The final night of the St. James’ Church recordings and it’s possibly the best of the lot. We begin with an unknown which we quickly want to find out more about. Ben Howard is an English singer songwriter recently signed to Communion Records (and now Island Records). Home to a slew of interesting folk artists like Michael Kiwanuka, Daughter and Matthew & The Atlas, Communion has become a mark of quality of late. Howard is no different. The surfer acoustic singer songwriter carries with it negative connotations these days but Howard is a way more interesting proposition than many of that ilk. His woolen voice is set against a folk sound that has a dark edge to it as heard on set standout ‘Black Flies’.
The second Dingle welcome of the night goes to a band that have already proved themselves as considerable talents over three albums. Wild Beasts’ latest album Smother is their most masterful of the three to date and the entire set is drawn from it in St. James’ Church. The setting being as intimate as it is, the lights being so much brighter than regular gigs due to the TV recordings, there is nowhere to hide. If a band aren’t up for the challenge, they’ll soon be found out. The Cumbrian band have no such worries. It’s rare to see a band so locked in to their music, so comfortable and talented and knowing about their playing, that they instantly create a magical atmosphere, taking advantage of the reverence that the church affords. The set is taken from the first eight tracks on Smother performed in order (Watch the entire set at The Guardian) While the songs are great ( ‘Lion’s Share’ , ‘Bed Of Nails’, ‘Albatross’ and ‘Plaything’ in particular if pushed) the performance is magnetising. There’s a sprawling sound to Wild Beasts that they create with such control. Hayden Thorpe’s voice is so much less dramatic and jerky than it used to be, his operatic tones smoothed out with texture. Watching him lunge around the stage as if waltzing with an invisible ghost is a highlight while the band’s secret weapon, their drummer Chris Talbot makes excellent use of two bongos on his kit to produce unique rhythms. Wild Beasts are easily one of the most important AND interesting bands around if this set is anything to go by.
By contrast, Spiritualized’s set consists almost entirely of songs from a forthcoming LP due in February that no one has yet heard. Project main man Jason Pierce has spoken of it as his attempt to make a pop album but there’ll be no three minute ditties here. As is standard for most of the Spiritualized back catalogue the songs are sometimes elongated by guitar and psychedelic freak outs but at their core they are based on simple ideas. Bluesy guitar riffs, organ, gospel style backing singers, three guitarists, drummer and Pierce holding court on his stool facing the band is how it looks and sounds. The lyrics of the new songs are soul and gospel inspired as ever with songs about a girl called Mary, talk of souls bring saved and the connection to Pierce’s old band Spacemen 3 is clear when the band finish with ‘Take Me To The Other Side’. You can watch ‘Hey Jane’ and ‘So Long Pretty Things’ via The Guardian.

# Objective
Copy the passage of the concert review above word for word, starting at "The final night" and ending at "standout ‘Black Flies’.".

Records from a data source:

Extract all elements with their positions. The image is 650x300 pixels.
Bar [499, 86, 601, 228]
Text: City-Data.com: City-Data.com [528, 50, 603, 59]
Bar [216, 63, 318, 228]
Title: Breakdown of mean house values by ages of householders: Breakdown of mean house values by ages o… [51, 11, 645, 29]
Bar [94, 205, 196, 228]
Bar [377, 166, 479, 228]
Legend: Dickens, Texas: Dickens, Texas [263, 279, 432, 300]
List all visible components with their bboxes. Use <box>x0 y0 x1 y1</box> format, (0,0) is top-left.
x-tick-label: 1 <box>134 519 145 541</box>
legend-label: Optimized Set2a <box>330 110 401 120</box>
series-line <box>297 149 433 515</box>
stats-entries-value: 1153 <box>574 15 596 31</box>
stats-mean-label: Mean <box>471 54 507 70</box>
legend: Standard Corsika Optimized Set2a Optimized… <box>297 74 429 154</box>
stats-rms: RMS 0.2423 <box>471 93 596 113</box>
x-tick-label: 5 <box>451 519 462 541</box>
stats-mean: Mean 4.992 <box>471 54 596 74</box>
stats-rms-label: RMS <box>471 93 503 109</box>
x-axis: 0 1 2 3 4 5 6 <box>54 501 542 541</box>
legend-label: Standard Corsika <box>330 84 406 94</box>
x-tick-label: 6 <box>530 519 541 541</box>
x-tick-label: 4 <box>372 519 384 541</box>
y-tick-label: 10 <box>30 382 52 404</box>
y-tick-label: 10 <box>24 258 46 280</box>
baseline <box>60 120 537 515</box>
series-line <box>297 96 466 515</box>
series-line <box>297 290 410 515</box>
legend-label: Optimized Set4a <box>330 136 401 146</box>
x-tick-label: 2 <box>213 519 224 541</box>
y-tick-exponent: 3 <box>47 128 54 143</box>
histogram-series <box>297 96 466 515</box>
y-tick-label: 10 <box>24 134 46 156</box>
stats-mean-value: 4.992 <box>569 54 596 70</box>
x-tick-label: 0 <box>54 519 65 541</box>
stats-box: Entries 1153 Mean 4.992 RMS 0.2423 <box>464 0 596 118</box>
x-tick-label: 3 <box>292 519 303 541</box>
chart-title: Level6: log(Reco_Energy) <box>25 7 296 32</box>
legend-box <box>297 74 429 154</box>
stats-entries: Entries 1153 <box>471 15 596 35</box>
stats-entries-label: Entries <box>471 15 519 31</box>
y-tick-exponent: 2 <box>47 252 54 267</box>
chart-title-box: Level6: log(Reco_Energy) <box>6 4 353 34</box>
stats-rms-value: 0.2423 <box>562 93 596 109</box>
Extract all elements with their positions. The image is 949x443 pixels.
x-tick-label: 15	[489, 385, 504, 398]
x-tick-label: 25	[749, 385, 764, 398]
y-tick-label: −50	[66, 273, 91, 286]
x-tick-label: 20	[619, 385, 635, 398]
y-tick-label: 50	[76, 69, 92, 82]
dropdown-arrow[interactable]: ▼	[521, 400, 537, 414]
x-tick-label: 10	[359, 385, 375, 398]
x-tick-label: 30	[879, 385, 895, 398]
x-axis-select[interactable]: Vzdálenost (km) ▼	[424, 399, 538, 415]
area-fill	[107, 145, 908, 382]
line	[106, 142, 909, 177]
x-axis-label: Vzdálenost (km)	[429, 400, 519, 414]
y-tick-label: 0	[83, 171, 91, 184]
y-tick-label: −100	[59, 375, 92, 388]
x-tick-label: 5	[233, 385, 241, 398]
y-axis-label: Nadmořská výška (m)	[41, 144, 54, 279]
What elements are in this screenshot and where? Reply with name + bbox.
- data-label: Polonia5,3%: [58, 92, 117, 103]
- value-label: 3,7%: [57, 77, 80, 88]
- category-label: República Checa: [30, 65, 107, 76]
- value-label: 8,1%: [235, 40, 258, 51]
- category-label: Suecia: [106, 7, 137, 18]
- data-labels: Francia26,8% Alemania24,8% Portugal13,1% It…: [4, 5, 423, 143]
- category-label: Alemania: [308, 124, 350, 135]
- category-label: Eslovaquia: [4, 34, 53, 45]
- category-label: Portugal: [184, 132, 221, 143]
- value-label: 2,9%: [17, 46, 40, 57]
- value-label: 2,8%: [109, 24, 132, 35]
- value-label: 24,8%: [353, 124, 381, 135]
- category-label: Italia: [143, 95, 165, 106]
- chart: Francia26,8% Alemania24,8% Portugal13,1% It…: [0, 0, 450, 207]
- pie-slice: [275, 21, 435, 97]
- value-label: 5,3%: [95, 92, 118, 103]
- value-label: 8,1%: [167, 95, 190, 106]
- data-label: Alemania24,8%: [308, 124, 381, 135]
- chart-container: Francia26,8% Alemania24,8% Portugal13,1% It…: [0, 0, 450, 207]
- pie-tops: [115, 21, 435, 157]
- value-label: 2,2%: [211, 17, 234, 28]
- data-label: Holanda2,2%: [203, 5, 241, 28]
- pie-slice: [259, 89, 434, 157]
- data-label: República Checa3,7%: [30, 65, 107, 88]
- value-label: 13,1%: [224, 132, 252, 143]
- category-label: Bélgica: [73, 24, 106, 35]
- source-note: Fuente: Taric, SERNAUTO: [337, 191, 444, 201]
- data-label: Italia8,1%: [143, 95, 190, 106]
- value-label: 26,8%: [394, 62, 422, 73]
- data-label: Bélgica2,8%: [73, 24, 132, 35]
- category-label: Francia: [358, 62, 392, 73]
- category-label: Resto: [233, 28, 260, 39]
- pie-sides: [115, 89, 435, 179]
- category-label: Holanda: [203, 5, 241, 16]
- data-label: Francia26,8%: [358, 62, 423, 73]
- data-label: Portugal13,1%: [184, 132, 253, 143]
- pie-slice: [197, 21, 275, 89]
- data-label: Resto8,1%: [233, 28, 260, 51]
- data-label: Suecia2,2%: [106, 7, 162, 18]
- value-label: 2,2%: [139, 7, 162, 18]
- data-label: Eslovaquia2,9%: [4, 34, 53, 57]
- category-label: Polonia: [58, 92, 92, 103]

# Right answer
The final night of the St. James’ Church recordings and it’s possibly the best of the lot. We begin with an unknown which we quickly want to find out more about. Ben Howard is an English singer songwriter recently signed to Communion Records (and now Island Records). Home to a slew of interesting folk artists like Michael Kiwanuka, Daughter and Matthew & The Atlas, Communion has become a mark of quality of late. Howard is no different. The surfer acoustic singer songwriter carries with it negative connotations these days but Howard is a way more interesting proposition than many of that ilk. His woolen voice is set against a folk sound that has a dark edge to it as heard on set standout ‘Black Flies’.